## WHAT TO PRODUCE
You are to retype all of the data exactly as it appears.

Part of a data file
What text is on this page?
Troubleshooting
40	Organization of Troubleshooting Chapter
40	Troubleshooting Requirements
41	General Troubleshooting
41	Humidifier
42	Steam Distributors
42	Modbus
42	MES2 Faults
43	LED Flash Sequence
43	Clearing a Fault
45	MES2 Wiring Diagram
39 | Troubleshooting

## SOLUTION TO THIS PROBLEM
What text is on this page?
Troubleshooting
40	Organization of Troubleshooting Chapter
40	Troubleshooting Requirements
41	General Troubleshooting
41	Humidifier
42	Steam Distributors
42	Modbus
42	MES2 Faults
43	LED Flash Sequence
43	Clearing a Fault
45	MES2 Wiring Diagram
39 | Troubleshooting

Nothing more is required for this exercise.